### WRITTEN REQUEST
Identify all lines in the listing that include the word "sayısı", and copy them out.

### DATA SHOWN

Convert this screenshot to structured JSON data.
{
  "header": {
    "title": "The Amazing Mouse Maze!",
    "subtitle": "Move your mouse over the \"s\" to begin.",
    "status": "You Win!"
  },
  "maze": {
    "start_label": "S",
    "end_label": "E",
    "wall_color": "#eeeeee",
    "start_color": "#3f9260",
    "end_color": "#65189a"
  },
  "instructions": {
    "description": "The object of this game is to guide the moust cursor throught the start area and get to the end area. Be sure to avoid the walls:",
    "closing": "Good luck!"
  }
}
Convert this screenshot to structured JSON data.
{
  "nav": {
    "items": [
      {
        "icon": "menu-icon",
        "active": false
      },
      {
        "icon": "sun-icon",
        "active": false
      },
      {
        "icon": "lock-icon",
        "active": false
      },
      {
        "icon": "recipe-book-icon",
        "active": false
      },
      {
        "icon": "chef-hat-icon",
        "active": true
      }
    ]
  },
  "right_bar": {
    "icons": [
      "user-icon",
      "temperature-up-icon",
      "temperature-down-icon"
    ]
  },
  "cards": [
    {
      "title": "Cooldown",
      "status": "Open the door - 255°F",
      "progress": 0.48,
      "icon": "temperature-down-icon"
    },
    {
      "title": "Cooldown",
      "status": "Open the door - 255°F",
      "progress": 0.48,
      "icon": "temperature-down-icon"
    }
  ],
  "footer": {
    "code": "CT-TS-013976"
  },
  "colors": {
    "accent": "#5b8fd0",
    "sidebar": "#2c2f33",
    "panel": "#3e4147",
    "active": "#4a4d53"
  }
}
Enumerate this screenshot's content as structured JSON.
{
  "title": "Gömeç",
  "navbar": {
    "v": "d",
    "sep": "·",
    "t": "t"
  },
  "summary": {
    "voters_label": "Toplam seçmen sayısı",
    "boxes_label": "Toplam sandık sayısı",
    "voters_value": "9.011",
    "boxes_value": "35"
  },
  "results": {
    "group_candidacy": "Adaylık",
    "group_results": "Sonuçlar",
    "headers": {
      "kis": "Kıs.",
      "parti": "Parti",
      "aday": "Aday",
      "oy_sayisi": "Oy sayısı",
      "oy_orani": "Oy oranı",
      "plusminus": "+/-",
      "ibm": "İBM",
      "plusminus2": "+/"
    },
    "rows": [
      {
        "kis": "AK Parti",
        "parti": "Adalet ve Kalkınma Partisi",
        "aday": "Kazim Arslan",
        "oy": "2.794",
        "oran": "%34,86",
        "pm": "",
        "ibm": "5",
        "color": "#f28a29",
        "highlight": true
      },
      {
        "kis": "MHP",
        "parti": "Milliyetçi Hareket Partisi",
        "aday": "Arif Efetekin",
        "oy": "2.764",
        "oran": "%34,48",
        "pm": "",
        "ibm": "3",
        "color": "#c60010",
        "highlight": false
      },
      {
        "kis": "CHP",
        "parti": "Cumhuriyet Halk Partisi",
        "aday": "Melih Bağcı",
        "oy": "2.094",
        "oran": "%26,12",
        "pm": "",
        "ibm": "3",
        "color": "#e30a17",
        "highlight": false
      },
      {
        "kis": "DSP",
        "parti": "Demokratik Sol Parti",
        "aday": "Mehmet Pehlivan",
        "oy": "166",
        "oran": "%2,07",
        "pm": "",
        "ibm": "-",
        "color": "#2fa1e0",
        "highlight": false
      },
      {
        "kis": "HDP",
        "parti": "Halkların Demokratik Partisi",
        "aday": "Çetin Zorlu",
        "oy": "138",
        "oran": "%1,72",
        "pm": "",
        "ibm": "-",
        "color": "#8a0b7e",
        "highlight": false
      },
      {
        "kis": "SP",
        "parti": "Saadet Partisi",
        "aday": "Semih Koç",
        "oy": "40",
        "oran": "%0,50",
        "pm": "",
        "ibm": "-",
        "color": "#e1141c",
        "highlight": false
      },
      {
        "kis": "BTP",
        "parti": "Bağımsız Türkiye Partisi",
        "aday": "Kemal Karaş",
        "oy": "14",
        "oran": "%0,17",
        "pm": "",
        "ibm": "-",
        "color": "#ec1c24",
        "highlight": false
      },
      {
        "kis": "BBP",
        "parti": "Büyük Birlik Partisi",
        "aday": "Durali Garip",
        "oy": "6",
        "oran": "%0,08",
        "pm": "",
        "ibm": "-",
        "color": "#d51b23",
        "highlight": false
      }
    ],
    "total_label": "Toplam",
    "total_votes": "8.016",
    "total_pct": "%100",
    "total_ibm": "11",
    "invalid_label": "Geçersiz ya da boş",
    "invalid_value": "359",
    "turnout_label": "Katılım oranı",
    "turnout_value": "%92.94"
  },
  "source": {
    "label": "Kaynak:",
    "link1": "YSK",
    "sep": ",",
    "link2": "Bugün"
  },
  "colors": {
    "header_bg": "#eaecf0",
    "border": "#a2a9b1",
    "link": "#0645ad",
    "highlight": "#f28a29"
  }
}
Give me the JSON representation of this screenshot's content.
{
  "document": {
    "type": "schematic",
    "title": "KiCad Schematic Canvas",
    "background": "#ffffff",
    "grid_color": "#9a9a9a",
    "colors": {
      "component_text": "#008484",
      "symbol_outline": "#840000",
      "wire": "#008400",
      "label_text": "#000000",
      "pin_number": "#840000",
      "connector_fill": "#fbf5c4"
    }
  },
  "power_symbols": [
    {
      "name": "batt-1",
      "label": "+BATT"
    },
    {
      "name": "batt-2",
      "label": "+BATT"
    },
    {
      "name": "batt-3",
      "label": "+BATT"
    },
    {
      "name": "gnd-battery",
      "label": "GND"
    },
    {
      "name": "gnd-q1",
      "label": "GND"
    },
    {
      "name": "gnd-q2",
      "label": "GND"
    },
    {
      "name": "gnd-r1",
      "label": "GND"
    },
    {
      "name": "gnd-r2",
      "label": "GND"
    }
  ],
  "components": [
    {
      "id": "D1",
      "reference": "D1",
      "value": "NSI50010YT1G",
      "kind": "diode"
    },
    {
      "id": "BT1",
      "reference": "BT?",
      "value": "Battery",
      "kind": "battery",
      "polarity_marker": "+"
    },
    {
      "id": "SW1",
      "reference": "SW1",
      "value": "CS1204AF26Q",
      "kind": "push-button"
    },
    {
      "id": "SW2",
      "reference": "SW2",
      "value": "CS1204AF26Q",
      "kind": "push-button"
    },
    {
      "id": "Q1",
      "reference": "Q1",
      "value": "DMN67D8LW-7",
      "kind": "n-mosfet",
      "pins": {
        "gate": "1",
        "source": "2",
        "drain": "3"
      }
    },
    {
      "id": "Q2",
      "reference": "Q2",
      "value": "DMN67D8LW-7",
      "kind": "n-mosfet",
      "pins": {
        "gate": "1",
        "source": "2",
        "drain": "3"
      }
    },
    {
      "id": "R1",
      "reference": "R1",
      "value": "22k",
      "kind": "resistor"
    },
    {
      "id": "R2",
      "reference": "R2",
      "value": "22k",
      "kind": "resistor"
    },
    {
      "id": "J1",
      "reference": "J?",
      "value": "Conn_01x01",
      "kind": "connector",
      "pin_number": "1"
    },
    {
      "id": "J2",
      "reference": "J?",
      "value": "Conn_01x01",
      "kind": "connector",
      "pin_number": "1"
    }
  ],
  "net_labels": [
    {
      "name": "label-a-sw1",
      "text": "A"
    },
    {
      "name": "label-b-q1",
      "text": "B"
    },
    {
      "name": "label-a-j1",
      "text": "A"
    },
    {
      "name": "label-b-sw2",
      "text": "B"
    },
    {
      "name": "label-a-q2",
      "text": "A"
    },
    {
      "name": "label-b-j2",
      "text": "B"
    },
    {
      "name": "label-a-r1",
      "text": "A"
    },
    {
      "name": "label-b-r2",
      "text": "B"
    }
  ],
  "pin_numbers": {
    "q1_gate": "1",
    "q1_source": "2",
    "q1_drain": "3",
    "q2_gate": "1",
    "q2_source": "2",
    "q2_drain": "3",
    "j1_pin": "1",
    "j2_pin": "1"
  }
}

### THE RESPONSE
    "voters_label": "Toplam seçmen sayısı",
    "boxes_label": "Toplam sandık sayısı",
      "oy_sayisi": "Oy sayısı",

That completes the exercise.